• [WHAT THIS TASK INVOLVES] Images embedded in the records are excluded; print everything else exactly as given.

Records from a dataset
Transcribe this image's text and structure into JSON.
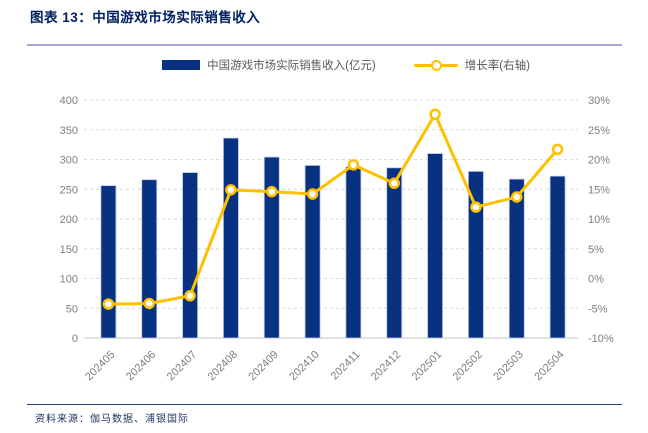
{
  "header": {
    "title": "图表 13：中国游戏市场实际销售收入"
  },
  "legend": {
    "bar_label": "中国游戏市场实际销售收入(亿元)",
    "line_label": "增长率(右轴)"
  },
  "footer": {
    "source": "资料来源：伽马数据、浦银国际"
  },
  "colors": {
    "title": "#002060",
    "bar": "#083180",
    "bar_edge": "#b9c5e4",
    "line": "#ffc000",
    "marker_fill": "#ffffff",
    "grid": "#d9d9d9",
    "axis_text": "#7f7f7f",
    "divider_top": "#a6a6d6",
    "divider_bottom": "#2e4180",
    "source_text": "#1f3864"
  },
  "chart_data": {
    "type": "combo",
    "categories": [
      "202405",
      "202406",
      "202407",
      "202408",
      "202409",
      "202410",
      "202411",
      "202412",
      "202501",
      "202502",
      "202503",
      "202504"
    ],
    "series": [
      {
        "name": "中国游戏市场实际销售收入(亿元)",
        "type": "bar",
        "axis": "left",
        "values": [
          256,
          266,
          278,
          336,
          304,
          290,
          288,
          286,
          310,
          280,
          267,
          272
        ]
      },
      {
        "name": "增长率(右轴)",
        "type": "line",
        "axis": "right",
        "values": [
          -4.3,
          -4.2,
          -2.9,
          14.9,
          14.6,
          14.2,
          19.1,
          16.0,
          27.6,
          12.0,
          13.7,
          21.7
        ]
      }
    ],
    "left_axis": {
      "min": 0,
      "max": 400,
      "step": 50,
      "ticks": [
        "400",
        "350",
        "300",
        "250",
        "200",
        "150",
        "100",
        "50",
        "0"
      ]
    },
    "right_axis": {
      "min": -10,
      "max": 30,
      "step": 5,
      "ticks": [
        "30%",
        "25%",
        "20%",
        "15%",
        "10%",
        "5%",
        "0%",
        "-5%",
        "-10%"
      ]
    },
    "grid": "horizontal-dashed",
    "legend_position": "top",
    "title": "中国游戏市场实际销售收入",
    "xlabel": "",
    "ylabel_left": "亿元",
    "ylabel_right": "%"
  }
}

• [EXERCISE SOLUTION]
Transcribe this image's text and structure into JSON.
{
  "header": {
    "title": "图表 13：中国游戏市场实际销售收入"
  },
  "legend": {
    "bar_label": "中国游戏市场实际销售收入(亿元)",
    "line_label": "增长率(右轴)"
  },
  "footer": {
    "source": "资料来源：伽马数据、浦银国际"
  },
  "colors": {
    "title": "#002060",
    "bar": "#083180",
    "bar_edge": "#b9c5e4",
    "line": "#ffc000",
    "marker_fill": "#ffffff",
    "grid": "#d9d9d9",
    "axis_text": "#7f7f7f",
    "divider_top": "#a6a6d6",
    "divider_bottom": "#2e4180",
    "source_text": "#1f3864"
  },
  "chart_data": {
    "type": "combo",
    "categories": [
      "202405",
      "202406",
      "202407",
      "202408",
      "202409",
      "202410",
      "202411",
      "202412",
      "202501",
      "202502",
      "202503",
      "202504"
    ],
    "series": [
      {
        "name": "中国游戏市场实际销售收入(亿元)",
        "type": "bar",
        "axis": "left",
        "values": [
          256,
          266,
          278,
          336,
          304,
          290,
          288,
          286,
          310,
          280,
          267,
          272
        ]
      },
      {
        "name": "增长率(右轴)",
        "type": "line",
        "axis": "right",
        "values": [
          -4.3,
          -4.2,
          -2.9,
          14.9,
          14.6,
          14.2,
          19.1,
          16.0,
          27.6,
          12.0,
          13.7,
          21.7
        ]
      }
    ],
    "left_axis": {
      "min": 0,
      "max": 400,
      "step": 50,
      "ticks": [
        "400",
        "350",
        "300",
        "250",
        "200",
        "150",
        "100",
        "50",
        "0"
      ]
    },
    "right_axis": {
      "min": -10,
      "max": 30,
      "step": 5,
      "ticks": [
        "30%",
        "25%",
        "20%",
        "15%",
        "10%",
        "5%",
        "0%",
        "-5%",
        "-10%"
      ]
    },
    "grid": "horizontal-dashed",
    "legend_position": "top",
    "title": "中国游戏市场实际销售收入",
    "xlabel": "",
    "ylabel_left": "亿元",
    "ylabel_right": "%"
  }
}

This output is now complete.